> [Problem]: Each entry below should be echoed exactly, with pictures omitted.

(Stored entries)
^^^^

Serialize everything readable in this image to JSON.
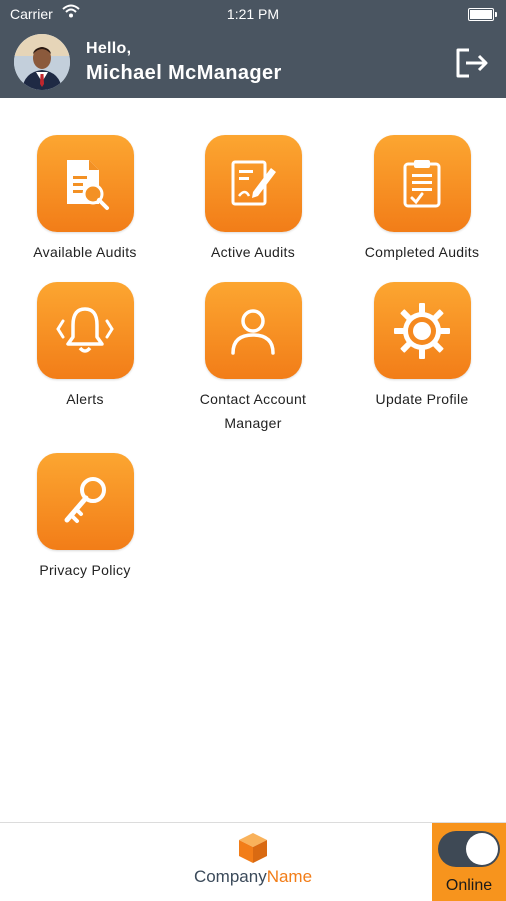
{
  "status_bar": {
    "carrier": "Carrier",
    "time": "1:21 PM"
  },
  "header": {
    "greeting": "Hello,",
    "user_name": "Michael McManager"
  },
  "menu": [
    {
      "label": "Available Audits",
      "icon": "document-search-icon"
    },
    {
      "label": "Active Audits",
      "icon": "edit-document-icon"
    },
    {
      "label": "Completed Audits",
      "icon": "clipboard-check-icon"
    },
    {
      "label": "Alerts",
      "icon": "bell-icon"
    },
    {
      "label": "Contact Account Manager",
      "icon": "person-icon"
    },
    {
      "label": "Update Profile",
      "icon": "gear-icon"
    },
    {
      "label": "Privacy Policy",
      "icon": "key-icon"
    }
  ],
  "footer": {
    "company_name_part1": "Company",
    "company_name_part2": "Name",
    "status_label": "Online",
    "status_on": true
  },
  "colors": {
    "header": "#4a5561",
    "accent": "#f7941d",
    "accent_dark": "#f27d18"
  }
}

^^^^

> [Reply to the task]:
Serialize everything readable in this image to JSON.
{
  "status_bar": {
    "carrier": "Carrier",
    "time": "1:21 PM"
  },
  "header": {
    "greeting": "Hello,",
    "user_name": "Michael McManager"
  },
  "menu": [
    {
      "label": "Available Audits",
      "icon": "document-search-icon"
    },
    {
      "label": "Active Audits",
      "icon": "edit-document-icon"
    },
    {
      "label": "Completed Audits",
      "icon": "clipboard-check-icon"
    },
    {
      "label": "Alerts",
      "icon": "bell-icon"
    },
    {
      "label": "Contact Account Manager",
      "icon": "person-icon"
    },
    {
      "label": "Update Profile",
      "icon": "gear-icon"
    },
    {
      "label": "Privacy Policy",
      "icon": "key-icon"
    }
  ],
  "footer": {
    "company_name_part1": "Company",
    "company_name_part2": "Name",
    "status_label": "Online",
    "status_on": true
  },
  "colors": {
    "header": "#4a5561",
    "accent": "#f7941d",
    "accent_dark": "#f27d18"
  }
}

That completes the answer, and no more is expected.